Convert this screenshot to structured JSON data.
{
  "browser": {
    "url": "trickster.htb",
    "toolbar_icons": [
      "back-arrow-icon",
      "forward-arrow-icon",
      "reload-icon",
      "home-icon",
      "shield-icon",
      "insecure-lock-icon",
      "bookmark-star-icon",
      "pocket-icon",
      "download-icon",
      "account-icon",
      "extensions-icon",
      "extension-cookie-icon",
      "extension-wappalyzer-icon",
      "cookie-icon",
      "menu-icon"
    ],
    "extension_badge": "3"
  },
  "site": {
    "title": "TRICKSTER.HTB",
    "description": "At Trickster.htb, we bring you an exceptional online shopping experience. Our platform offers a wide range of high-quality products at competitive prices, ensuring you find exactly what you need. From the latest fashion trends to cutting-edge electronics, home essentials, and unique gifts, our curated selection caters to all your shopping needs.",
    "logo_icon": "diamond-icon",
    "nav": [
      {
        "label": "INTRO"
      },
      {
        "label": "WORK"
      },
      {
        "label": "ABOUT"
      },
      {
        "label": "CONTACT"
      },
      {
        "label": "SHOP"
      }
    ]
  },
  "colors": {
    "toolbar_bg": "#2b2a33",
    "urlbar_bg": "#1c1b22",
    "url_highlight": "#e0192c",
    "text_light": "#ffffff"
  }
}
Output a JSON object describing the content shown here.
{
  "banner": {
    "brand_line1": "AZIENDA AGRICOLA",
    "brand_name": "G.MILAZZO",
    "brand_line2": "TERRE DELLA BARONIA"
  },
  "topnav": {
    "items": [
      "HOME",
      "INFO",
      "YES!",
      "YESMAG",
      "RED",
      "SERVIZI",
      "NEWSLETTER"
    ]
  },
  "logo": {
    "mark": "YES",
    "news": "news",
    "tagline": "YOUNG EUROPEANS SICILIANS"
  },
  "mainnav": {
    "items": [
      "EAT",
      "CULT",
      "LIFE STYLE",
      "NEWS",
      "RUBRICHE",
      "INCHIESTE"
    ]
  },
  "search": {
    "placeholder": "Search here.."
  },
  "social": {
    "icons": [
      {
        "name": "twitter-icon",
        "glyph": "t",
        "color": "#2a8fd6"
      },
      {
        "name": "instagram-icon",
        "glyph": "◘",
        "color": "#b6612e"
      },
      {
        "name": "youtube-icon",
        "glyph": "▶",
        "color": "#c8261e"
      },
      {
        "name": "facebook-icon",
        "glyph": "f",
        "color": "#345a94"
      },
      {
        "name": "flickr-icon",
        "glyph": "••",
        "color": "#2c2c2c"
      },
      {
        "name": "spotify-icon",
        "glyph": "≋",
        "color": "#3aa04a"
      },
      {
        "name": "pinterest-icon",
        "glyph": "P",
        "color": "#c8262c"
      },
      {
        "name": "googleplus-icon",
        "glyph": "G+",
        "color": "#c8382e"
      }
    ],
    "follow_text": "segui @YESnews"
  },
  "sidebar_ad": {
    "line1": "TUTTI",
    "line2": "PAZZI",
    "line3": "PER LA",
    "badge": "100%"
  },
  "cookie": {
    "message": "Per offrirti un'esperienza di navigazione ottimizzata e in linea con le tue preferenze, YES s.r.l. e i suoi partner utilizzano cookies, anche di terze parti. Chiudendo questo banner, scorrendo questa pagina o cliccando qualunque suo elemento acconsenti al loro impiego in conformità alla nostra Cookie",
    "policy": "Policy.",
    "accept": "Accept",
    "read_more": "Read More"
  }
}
□ □ □
REQUIREMENTS. Return every record, word for word.

ANSWER TO THE EXERCISE.
Convert this screenshot to structured JSON data.
{
  "browser": {
    "url": "trickster.htb",
    "toolbar_icons": [
      "back-arrow-icon",
      "forward-arrow-icon",
      "reload-icon",
      "home-icon",
      "shield-icon",
      "insecure-lock-icon",
      "bookmark-star-icon",
      "pocket-icon",
      "download-icon",
      "account-icon",
      "extensions-icon",
      "extension-cookie-icon",
      "extension-wappalyzer-icon",
      "cookie-icon",
      "menu-icon"
    ],
    "extension_badge": "3"
  },
  "site": {
    "title": "TRICKSTER.HTB",
    "description": "At Trickster.htb, we bring you an exceptional online shopping experience. Our platform offers a wide range of high-quality products at competitive prices, ensuring you find exactly what you need. From the latest fashion trends to cutting-edge electronics, home essentials, and unique gifts, our curated selection caters to all your shopping needs.",
    "logo_icon": "diamond-icon",
    "nav": [
      {
        "label": "INTRO"
      },
      {
        "label": "WORK"
      },
      {
        "label": "ABOUT"
      },
      {
        "label": "CONTACT"
      },
      {
        "label": "SHOP"
      }
    ]
  },
  "colors": {
    "toolbar_bg": "#2b2a33",
    "urlbar_bg": "#1c1b22",
    "url_highlight": "#e0192c",
    "text_light": "#ffffff"
  }
}
Output a JSON object describing the content shown here.
{
  "banner": {
    "brand_line1": "AZIENDA AGRICOLA",
    "brand_name": "G.MILAZZO",
    "brand_line2": "TERRE DELLA BARONIA"
  },
  "topnav": {
    "items": [
      "HOME",
      "INFO",
      "YES!",
      "YESMAG",
      "RED",
      "SERVIZI",
      "NEWSLETTER"
    ]
  },
  "logo": {
    "mark": "YES",
    "news": "news",
    "tagline": "YOUNG EUROPEANS SICILIANS"
  },
  "mainnav": {
    "items": [
      "EAT",
      "CULT",
      "LIFE STYLE",
      "NEWS",
      "RUBRICHE",
      "INCHIESTE"
    ]
  },
  "search": {
    "placeholder": "Search here.."
  },
  "social": {
    "icons": [
      {
        "name": "twitter-icon",
        "glyph": "t",
        "color": "#2a8fd6"
      },
      {
        "name": "instagram-icon",
        "glyph": "◘",
        "color": "#b6612e"
      },
      {
        "name": "youtube-icon",
        "glyph": "▶",
        "color": "#c8261e"
      },
      {
        "name": "facebook-icon",
        "glyph": "f",
        "color": "#345a94"
      },
      {
        "name": "flickr-icon",
        "glyph": "••",
        "color": "#2c2c2c"
      },
      {
        "name": "spotify-icon",
        "glyph": "≋",
        "color": "#3aa04a"
      },
      {
        "name": "pinterest-icon",
        "glyph": "P",
        "color": "#c8262c"
      },
      {
        "name": "googleplus-icon",
        "glyph": "G+",
        "color": "#c8382e"
      }
    ],
    "follow_text": "segui @YESnews"
  },
  "sidebar_ad": {
    "line1": "TUTTI",
    "line2": "PAZZI",
    "line3": "PER LA",
    "badge": "100%"
  },
  "cookie": {
    "message": "Per offrirti un'esperienza di navigazione ottimizzata e in linea con le tue preferenze, YES s.r.l. e i suoi partner utilizzano cookies, anche di terze parti. Chiudendo questo banner, scorrendo questa pagina o cliccando qualunque suo elemento acconsenti al loro impiego in conformità alla nostra Cookie",
    "policy": "Policy.",
    "accept": "Accept",
    "read_more": "Read More"
  }
}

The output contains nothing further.